**AIM OF THE TASK:**
Each line in the entries below that holds the string "structured" is to be listed.

** START OF INFORMATION PROVIDED **

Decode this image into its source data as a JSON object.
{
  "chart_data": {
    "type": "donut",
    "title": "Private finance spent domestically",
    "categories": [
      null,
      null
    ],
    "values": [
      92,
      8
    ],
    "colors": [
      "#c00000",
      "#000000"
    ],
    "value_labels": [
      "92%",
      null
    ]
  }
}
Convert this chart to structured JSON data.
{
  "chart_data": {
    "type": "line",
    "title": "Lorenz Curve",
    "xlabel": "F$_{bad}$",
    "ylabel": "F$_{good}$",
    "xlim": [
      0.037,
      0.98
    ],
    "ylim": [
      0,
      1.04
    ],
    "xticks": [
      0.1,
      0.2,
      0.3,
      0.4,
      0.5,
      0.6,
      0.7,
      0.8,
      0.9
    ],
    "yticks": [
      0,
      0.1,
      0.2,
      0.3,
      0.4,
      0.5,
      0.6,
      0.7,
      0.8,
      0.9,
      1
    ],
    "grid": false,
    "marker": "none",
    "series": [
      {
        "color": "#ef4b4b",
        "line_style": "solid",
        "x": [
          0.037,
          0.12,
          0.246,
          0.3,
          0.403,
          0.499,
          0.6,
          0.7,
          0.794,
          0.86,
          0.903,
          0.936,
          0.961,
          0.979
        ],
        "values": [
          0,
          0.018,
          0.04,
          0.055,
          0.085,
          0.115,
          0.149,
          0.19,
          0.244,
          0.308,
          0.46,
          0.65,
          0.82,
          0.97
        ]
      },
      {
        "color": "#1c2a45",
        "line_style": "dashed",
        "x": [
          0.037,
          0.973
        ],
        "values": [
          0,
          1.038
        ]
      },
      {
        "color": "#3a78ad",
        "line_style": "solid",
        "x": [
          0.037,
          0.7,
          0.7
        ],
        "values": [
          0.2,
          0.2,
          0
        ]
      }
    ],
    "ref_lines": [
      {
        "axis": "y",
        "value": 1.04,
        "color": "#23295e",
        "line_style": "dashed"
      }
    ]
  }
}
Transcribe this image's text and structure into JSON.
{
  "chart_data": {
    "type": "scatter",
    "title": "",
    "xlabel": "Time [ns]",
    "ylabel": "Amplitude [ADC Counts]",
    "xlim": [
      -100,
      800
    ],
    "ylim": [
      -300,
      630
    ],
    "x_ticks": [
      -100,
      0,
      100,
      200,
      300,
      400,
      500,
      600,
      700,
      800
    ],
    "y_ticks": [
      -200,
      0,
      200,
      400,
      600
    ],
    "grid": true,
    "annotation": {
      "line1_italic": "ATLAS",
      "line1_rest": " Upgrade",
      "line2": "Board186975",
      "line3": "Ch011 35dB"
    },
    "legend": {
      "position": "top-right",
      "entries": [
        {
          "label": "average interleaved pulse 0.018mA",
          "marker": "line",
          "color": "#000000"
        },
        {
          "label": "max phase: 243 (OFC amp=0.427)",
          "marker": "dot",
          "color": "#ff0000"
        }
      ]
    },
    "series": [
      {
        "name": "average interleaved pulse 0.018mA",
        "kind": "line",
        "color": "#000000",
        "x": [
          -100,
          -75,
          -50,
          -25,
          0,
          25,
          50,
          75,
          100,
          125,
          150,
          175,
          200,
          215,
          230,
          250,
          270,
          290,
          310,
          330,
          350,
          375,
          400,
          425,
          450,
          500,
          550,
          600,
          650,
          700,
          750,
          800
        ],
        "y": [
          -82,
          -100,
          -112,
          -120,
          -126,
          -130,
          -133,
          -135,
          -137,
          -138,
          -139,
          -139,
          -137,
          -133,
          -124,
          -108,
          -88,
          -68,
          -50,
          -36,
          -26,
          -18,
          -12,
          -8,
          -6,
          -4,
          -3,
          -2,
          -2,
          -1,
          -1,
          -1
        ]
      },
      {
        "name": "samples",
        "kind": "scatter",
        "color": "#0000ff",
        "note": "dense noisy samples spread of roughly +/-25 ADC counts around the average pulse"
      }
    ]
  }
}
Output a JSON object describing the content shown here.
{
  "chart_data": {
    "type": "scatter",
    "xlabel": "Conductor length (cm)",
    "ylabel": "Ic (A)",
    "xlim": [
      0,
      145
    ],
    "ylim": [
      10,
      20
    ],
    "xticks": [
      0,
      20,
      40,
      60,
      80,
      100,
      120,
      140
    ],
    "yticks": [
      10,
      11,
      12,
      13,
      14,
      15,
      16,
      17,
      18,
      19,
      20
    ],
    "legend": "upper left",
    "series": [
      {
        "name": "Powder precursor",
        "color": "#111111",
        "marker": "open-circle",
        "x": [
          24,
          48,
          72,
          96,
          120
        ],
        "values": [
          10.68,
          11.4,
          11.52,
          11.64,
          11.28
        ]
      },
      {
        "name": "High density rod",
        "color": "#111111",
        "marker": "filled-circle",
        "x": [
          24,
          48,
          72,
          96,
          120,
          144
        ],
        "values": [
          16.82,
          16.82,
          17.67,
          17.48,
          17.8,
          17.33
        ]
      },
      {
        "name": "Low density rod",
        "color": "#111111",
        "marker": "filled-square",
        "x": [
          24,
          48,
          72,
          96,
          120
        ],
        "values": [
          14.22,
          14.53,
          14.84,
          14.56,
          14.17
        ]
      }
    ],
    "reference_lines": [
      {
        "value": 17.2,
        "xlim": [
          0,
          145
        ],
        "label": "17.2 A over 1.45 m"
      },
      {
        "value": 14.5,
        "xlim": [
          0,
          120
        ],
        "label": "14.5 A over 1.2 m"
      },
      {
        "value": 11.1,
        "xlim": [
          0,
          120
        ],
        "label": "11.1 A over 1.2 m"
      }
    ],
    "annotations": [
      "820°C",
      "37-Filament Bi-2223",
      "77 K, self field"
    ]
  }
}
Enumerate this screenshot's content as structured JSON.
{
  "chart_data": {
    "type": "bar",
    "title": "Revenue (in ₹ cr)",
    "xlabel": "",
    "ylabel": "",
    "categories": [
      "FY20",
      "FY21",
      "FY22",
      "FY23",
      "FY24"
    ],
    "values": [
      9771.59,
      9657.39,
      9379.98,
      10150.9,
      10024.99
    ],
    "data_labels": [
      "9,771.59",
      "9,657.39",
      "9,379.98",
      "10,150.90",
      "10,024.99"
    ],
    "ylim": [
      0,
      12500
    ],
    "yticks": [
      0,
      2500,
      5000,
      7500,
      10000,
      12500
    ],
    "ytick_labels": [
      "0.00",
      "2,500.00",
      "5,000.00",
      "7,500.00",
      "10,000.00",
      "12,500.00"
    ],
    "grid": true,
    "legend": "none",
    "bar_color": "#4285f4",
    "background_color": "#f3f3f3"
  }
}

** END OF INFORMATION PROVIDED **

**RIGHT ANSWER:**
Convert this chart to structured JSON data.
Enumerate this screenshot's content as structured JSON.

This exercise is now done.